Saved data entries
** Start **

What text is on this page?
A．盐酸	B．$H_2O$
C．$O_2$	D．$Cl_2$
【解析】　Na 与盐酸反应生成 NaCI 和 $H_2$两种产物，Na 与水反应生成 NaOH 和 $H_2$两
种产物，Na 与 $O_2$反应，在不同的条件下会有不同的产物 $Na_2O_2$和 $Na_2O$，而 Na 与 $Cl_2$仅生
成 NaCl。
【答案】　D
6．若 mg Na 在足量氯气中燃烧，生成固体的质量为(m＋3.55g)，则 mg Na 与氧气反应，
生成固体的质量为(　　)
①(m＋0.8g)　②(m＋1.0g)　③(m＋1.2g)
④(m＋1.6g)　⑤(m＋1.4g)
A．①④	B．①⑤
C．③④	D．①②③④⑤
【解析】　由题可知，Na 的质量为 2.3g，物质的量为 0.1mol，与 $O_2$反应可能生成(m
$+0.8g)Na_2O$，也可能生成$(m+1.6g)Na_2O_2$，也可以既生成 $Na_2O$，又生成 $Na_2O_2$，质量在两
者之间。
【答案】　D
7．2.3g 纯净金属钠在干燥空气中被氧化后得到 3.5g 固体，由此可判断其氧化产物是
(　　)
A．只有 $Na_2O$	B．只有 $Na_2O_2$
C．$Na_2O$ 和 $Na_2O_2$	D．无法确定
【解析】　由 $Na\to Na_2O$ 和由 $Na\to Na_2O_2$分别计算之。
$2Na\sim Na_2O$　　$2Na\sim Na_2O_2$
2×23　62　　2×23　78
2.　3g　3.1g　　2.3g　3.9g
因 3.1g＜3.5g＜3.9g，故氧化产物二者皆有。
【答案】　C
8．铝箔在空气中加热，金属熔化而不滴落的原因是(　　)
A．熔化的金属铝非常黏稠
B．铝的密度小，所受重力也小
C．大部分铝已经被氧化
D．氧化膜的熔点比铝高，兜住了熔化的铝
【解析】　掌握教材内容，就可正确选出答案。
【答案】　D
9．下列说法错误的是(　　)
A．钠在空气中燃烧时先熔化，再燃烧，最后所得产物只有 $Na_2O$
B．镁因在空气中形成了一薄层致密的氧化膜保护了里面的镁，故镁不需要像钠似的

** End **
** Start **

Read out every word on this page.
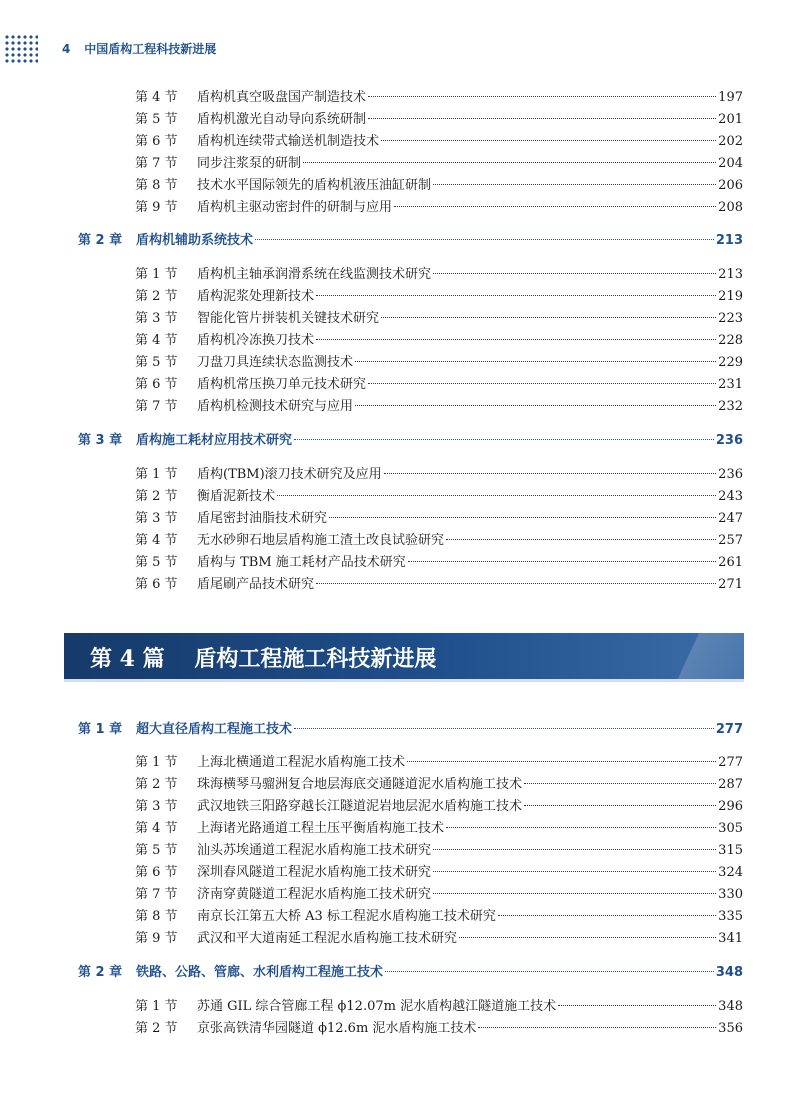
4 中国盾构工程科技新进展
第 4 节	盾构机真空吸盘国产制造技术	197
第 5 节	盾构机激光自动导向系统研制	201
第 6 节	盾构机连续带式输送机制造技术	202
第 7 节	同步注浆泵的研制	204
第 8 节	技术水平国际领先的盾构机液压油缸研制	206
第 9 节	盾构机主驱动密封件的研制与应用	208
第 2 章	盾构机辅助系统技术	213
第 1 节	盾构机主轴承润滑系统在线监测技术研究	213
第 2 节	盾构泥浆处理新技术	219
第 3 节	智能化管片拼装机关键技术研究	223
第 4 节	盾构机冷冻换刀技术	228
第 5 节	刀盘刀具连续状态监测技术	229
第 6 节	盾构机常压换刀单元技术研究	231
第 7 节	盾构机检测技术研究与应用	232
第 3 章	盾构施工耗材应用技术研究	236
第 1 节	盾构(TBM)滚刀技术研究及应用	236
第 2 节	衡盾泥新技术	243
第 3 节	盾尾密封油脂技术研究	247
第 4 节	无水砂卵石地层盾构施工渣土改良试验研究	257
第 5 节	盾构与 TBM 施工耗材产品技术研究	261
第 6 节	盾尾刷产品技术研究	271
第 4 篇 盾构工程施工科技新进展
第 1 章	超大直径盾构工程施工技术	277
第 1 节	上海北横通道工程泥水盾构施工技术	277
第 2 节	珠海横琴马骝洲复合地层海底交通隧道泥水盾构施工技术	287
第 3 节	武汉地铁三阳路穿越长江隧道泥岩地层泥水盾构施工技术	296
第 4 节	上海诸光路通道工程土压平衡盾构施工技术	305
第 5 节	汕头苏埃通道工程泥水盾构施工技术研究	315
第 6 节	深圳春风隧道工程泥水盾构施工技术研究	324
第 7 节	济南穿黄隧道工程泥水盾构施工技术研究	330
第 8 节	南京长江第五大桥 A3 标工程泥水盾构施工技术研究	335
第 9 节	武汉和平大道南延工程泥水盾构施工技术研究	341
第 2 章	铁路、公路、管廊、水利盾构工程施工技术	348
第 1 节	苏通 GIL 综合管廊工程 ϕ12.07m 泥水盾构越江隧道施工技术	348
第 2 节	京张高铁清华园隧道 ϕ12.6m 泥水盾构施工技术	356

** End **

→ **DESCRIPTION OF THE TASK**:
Which lines above contain the word "this"? Copy each of them.

→ **REPLY TO THE TASK**:
What text is on this page?
Read out every word on this page.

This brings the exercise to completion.